:: Dataset content ::
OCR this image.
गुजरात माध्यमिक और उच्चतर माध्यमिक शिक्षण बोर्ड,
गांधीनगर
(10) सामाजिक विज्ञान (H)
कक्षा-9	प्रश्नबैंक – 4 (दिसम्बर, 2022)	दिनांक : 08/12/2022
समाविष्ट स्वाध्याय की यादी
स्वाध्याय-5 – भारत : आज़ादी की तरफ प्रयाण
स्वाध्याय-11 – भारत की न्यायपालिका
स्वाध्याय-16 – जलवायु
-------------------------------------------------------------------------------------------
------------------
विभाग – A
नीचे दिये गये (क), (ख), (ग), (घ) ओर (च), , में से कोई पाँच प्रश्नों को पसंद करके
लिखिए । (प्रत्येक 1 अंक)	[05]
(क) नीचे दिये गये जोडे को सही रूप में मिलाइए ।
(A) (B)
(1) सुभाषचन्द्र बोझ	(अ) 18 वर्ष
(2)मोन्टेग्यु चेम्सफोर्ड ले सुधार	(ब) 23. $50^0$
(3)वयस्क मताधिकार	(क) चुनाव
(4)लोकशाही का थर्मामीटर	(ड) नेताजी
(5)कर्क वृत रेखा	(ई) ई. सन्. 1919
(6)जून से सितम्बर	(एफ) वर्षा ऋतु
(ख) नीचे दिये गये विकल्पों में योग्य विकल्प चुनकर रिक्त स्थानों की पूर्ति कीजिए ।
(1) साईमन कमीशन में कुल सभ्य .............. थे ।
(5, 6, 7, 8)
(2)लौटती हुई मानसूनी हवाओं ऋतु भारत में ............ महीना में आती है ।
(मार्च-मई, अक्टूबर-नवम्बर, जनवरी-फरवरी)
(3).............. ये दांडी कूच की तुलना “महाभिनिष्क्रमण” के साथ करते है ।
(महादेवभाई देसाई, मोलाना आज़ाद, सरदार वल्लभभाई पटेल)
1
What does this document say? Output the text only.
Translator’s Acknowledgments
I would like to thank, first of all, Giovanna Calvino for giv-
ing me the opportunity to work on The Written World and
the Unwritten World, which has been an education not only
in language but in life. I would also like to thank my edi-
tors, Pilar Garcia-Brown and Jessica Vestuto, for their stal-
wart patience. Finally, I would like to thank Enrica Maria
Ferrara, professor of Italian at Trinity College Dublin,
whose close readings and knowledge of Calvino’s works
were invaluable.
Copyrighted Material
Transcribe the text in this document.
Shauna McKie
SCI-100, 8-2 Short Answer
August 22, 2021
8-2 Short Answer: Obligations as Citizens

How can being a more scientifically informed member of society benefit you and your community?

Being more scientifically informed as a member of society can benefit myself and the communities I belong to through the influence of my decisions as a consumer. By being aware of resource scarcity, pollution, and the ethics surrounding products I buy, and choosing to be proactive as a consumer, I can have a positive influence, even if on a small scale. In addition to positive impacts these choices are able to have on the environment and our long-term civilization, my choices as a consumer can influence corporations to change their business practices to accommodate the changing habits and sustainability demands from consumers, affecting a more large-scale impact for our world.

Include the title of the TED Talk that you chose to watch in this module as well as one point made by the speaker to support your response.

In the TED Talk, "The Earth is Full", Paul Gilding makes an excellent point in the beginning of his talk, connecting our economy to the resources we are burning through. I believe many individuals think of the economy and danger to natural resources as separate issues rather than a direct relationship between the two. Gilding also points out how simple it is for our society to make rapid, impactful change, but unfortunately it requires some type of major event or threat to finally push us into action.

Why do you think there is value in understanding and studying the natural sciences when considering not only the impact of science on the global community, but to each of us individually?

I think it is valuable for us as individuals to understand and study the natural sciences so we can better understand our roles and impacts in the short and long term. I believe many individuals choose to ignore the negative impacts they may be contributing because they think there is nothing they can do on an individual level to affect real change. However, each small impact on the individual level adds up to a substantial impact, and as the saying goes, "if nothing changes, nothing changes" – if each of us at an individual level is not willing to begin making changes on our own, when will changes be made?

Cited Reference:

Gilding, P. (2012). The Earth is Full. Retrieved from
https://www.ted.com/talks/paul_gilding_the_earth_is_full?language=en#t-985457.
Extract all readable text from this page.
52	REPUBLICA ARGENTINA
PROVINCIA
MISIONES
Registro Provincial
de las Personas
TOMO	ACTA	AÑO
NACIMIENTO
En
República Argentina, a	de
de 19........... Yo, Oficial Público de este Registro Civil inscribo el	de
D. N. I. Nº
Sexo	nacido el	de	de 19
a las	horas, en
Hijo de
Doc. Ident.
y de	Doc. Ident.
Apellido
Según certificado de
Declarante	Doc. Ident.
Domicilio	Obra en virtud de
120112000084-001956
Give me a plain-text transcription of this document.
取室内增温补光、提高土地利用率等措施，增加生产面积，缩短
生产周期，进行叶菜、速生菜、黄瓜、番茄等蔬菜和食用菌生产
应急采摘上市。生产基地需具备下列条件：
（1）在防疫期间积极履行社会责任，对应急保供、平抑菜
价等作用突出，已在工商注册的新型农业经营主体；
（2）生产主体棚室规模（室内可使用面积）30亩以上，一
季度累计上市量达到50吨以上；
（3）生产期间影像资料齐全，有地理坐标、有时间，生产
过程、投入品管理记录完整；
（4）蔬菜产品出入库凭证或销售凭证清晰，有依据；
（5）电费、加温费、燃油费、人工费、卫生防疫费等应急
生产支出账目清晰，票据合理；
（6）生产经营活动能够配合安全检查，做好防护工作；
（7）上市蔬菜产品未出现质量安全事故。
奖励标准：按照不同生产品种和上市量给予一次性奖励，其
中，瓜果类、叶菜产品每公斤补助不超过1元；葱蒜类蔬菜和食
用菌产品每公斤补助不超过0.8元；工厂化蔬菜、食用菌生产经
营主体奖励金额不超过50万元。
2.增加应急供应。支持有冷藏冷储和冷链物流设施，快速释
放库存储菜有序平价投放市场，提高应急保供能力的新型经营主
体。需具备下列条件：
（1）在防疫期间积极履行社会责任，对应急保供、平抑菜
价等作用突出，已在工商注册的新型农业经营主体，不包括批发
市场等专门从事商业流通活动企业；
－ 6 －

:: Request ::
How many lines in the listing contain "your"? Answer with the number alone.

:: Answer below ::
2